■ Written request: Make an exact copy of the entries below with the pictures removed.

■ Material provided:
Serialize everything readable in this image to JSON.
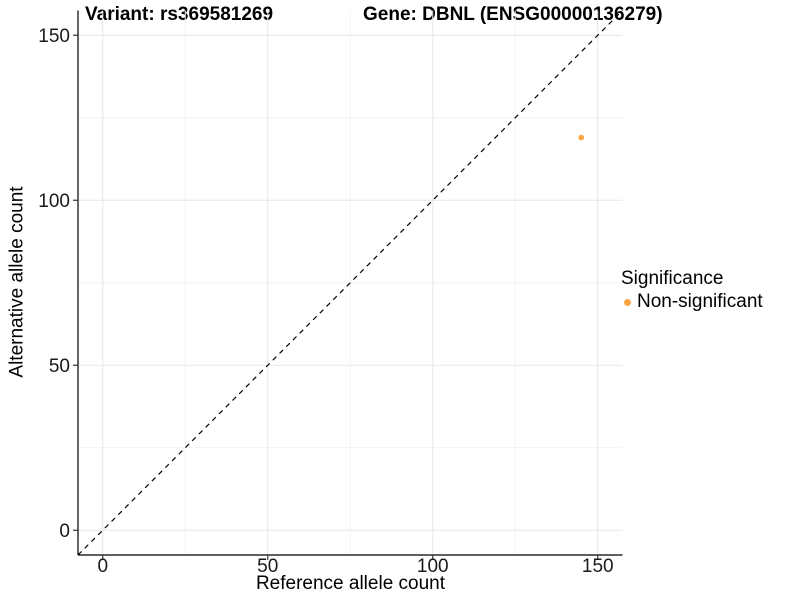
{
  "titles": {
    "left": "Variant: rs369581269",
    "right": "Gene: DBNL (ENSG00000136279)"
  },
  "axes": {
    "x_label": "Reference allele count",
    "y_label": "Alternative allele count"
  },
  "legend": {
    "title": "Significance",
    "entries": [
      {
        "label": "Non-significant",
        "color": "#F9A543"
      }
    ]
  },
  "colors": {
    "background": "#ffffff",
    "grid_major": "#e7e7e7",
    "grid_minor": "#f2f2f2",
    "axis_line": "#000000",
    "tick_mark": "#333333",
    "tick_label": "#1a1a1a",
    "abline": "#000000",
    "point": "#F9A543"
  },
  "chart_data": {
    "type": "scatter",
    "title": "Variant: rs369581269    Gene: DBNL (ENSG00000136279)",
    "xlabel": "Reference allele count",
    "ylabel": "Alternative allele count",
    "xlim": [
      -7.5,
      157.5
    ],
    "ylim": [
      -7.5,
      157.5
    ],
    "xticks": [
      0,
      50,
      100,
      150
    ],
    "yticks": [
      0,
      50,
      100,
      150
    ],
    "x_minor_ticks": [
      25,
      75,
      125
    ],
    "y_minor_ticks": [
      25,
      75,
      125
    ],
    "grid": "major and minor, light grey on white",
    "legend_position": "right-middle",
    "series": [
      {
        "name": "Non-significant",
        "color": "#F9A543",
        "points": [
          {
            "x": 145,
            "y": 119
          }
        ]
      }
    ],
    "annotations": [
      {
        "type": "abline",
        "slope": 1,
        "intercept": 0,
        "style": "dashed",
        "color": "#000000",
        "note": "identity line y = x"
      }
    ]
  }
}
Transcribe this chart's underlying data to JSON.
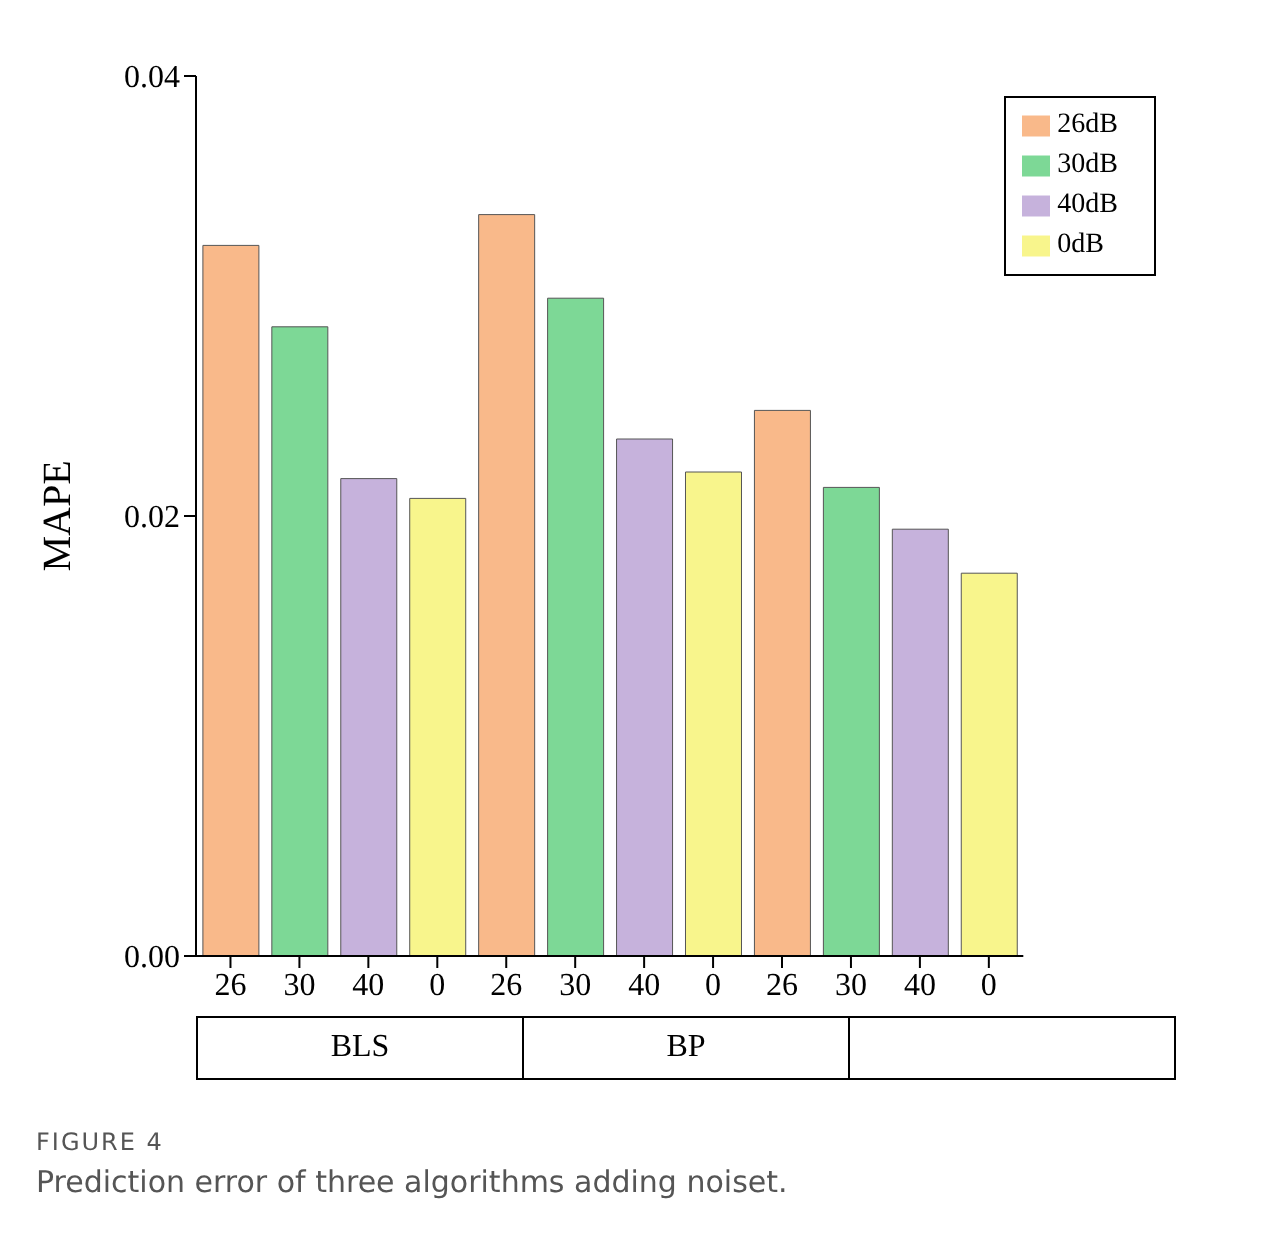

■ Response below:
Serialize everything readable in this image to JSON.
{
  "titles": {
    "left": "Variant: rs369581269",
    "right": "Gene: DBNL (ENSG00000136279)"
  },
  "axes": {
    "x_label": "Reference allele count",
    "y_label": "Alternative allele count"
  },
  "legend": {
    "title": "Significance",
    "entries": [
      {
        "label": "Non-significant",
        "color": "#F9A543"
      }
    ]
  },
  "colors": {
    "background": "#ffffff",
    "grid_major": "#e7e7e7",
    "grid_minor": "#f2f2f2",
    "axis_line": "#000000",
    "tick_mark": "#333333",
    "tick_label": "#1a1a1a",
    "abline": "#000000",
    "point": "#F9A543"
  },
  "chart_data": {
    "type": "scatter",
    "title": "Variant: rs369581269    Gene: DBNL (ENSG00000136279)",
    "xlabel": "Reference allele count",
    "ylabel": "Alternative allele count",
    "xlim": [
      -7.5,
      157.5
    ],
    "ylim": [
      -7.5,
      157.5
    ],
    "xticks": [
      0,
      50,
      100,
      150
    ],
    "yticks": [
      0,
      50,
      100,
      150
    ],
    "x_minor_ticks": [
      25,
      75,
      125
    ],
    "y_minor_ticks": [
      25,
      75,
      125
    ],
    "grid": "major and minor, light grey on white",
    "legend_position": "right-middle",
    "series": [
      {
        "name": "Non-significant",
        "color": "#F9A543",
        "points": [
          {
            "x": 145,
            "y": 119
          }
        ]
      }
    ],
    "annotations": [
      {
        "type": "abline",
        "slope": 1,
        "intercept": 0,
        "style": "dashed",
        "color": "#000000",
        "note": "identity line y = x"
      }
    ]
  }
}
Transcribe this chart's underlying data to JSON.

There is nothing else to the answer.